**Selected excerpt**

__________

The crew of the customs boat amused themselves by singing “Popeye, the sailor man” over their loud speaker and asked if they could photograph the boat.

 

Marina at Keppel Bay        01°15’53”N 103°48’47”E

Initially, we were a bit terrified at the prospect of negotiating into Singapore through all those ships.  Friends gave us tips on coming in…

Plan to anchor off Tanjung Piai for the night and then fresh start into Singapore on the Saturday.  Start early and motor through the anchorages.   Watch for ships into and out of Tanjong Pelepas.  Then proceed across Sinki Fairway and behind Pulau Bukom straight to Sisters Island.  Call Western Immigration on channel 74 and they will check you in. Then proceed to Marina at Keppel Bay. Ch 77 VHF.

We will have streamers and cold champagne on the dock.

Piece of cake!  We had to dodge a couple of ships but otherwise had a straightforward passage to Sisters, cleared customs then onto MKB and the promised champagne!

We selected Keppel Bay Marina because we have friends who live there on their 60ft Cooper.  It is also very handy to Sisters to check in and out.  The marina itself is great for the yacht but lacks amenities for the crew!  They do not have a pool, which in Singapore is a travesty.  Their laundry service is at hotel prices ($4 for a shirt, $2 for knickers….) and their restaurant is on the pricey side, even with the discount.

It is, however, awfully convenient to the sights and sounds of Singapore so we had a blast.

 

Nongsa Point Marina                     01°11’50”N 104°05’51”E

Expensive but had all the amenities.  Prakesh and his team were fabulous and arranged all our paperwork to check into Indonesia.  (If you stay at Nongsa Point Marina, it is mandatory that they do this, for a fee of $100.) We lazed in the pool while they zipped off to immigration and returned with our passports duly stamped.

Coming into the marina, be sure you are in the left-hand ‘marina’ channel and not the right-hand ‘ferry’ channel.  There are signs on the channel marks.

Page 236 Cruising Guide to Indonesia.

 

Sempulang                           00°52’14”N 104°15’07”E

Good holding 6-10m in sand.  We had strong favourable currents (3kn) all the way from Nongsa and sailed most of the way.

Page 235 Cruising Guide to Indonesia.

 

Mesanak                               00°26’00”N 104°31’30”E

Good holding in ~8m.  Quite a long way out from the beach due to our draft.  A local came out and offered us a ride into the beach.  No English so we found our phrasebook very useful. A fair current through the anchorage but very calm.  A squall came through about 4am. 25-30kn wind but little rain.  Lasted about half an hour.

Page 233 Cruising Guide to Indonesia.

 

Kongka Besar                                  00°04’43”S 104°51’40”E

We crossed the Equator in glorious sunshine and under sail, sacrificing some of our precious Mount Gay Rum to King Neptune.

Lovely anchorage tucked in near stilted village.  Excellent holding in 5-8m.  Locals waved as they passed in their boats but no one approached us.  Another early morning squall, short but lashed by rain.

Page 230 Cruising Guide to Indonesia.

 

Tanjung Kalayang, Belitung                    02°33’35”S 107°40’12”E

Paradise found!  We followed the waypoints as described in the Cruising Guide to Indonesia and anchored on sand in about 8m of water.  We could see the reefs through the clear water and they are everywhere!  Quite a long dinghy ride to the beach.  There is no public transport on the island but a car and driver can be hired for Rp500,000 per day.

__________

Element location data
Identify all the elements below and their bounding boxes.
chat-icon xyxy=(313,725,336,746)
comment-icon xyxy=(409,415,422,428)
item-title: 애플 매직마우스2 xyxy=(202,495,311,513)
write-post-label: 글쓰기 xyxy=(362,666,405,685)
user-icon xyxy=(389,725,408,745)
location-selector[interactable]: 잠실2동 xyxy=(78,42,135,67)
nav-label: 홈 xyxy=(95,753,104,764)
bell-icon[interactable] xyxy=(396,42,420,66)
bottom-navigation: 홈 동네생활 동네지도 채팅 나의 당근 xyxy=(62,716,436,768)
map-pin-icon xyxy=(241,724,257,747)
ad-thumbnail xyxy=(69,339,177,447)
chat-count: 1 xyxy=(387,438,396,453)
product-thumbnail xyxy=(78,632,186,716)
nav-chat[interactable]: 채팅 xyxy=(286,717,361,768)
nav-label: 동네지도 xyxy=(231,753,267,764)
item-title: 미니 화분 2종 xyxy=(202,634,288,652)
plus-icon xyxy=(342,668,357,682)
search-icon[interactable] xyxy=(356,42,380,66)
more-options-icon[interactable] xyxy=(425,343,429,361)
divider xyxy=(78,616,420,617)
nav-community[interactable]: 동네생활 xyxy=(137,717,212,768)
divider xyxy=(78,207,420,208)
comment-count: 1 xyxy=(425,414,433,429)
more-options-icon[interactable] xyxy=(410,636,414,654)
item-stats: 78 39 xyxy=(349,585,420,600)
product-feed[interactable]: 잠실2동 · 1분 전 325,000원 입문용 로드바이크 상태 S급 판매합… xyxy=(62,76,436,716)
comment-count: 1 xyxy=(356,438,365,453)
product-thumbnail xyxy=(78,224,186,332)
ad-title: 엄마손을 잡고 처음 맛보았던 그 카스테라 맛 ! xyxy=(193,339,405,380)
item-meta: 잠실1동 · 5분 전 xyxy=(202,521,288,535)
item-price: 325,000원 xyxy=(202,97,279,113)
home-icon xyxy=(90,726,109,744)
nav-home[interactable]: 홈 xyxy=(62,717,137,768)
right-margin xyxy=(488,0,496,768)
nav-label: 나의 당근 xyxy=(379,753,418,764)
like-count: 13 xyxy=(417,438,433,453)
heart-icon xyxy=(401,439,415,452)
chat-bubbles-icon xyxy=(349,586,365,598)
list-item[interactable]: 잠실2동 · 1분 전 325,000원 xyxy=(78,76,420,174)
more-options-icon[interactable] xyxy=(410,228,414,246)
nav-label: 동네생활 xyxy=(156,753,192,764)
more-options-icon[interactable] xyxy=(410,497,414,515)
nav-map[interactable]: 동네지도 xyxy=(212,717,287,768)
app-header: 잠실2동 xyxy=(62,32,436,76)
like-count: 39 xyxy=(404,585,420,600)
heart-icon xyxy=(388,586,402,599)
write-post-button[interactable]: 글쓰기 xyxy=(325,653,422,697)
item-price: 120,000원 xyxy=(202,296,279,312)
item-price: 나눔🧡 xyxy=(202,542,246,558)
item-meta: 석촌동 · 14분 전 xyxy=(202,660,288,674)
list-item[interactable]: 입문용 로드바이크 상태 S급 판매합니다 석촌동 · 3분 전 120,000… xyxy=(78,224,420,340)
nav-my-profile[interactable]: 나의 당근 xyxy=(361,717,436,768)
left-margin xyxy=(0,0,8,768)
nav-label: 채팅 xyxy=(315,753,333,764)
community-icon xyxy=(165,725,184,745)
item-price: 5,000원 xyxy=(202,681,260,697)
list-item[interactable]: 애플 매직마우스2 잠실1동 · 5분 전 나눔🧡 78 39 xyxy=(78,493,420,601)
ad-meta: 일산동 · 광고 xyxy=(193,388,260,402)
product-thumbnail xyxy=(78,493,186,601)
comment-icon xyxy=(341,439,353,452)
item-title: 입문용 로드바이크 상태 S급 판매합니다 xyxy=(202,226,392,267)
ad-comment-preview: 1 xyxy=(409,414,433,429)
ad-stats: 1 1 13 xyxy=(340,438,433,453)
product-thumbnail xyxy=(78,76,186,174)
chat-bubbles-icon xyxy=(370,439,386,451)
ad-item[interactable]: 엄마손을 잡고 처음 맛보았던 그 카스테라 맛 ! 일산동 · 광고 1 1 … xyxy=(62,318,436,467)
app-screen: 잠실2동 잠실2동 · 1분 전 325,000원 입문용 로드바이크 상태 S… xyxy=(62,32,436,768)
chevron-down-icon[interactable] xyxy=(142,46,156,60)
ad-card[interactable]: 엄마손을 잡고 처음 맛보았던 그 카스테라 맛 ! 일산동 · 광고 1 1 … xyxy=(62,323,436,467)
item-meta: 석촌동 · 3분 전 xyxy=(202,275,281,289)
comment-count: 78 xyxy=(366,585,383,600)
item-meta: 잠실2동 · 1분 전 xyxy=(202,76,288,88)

__________

**Brief 1**
Translate this sentence from the cruising notes into Spanish: "A local came out and offered us a ride into the beach."
**Brief 2**
Reproduce the records verbatim, beginning with their first line and continuing through the line that contains "bell-icon[interactable] xyxy=(396,42,420,66)".
The cruising notes and the records come from separate, unrelated sources.

**Exercise solution 1**
Un lugareño se acercó y nos ofreció llevarnos a la playa.

**Exercise solution 2**
Identify all the elements below and their bounding boxes.
chat-icon xyxy=(313,725,336,746)
comment-icon xyxy=(409,415,422,428)
item-title: 애플 매직마우스2 xyxy=(202,495,311,513)
write-post-label: 글쓰기 xyxy=(362,666,405,685)
user-icon xyxy=(389,725,408,745)
location-selector[interactable]: 잠실2동 xyxy=(78,42,135,67)
nav-label: 홈 xyxy=(95,753,104,764)
bell-icon[interactable] xyxy=(396,42,420,66)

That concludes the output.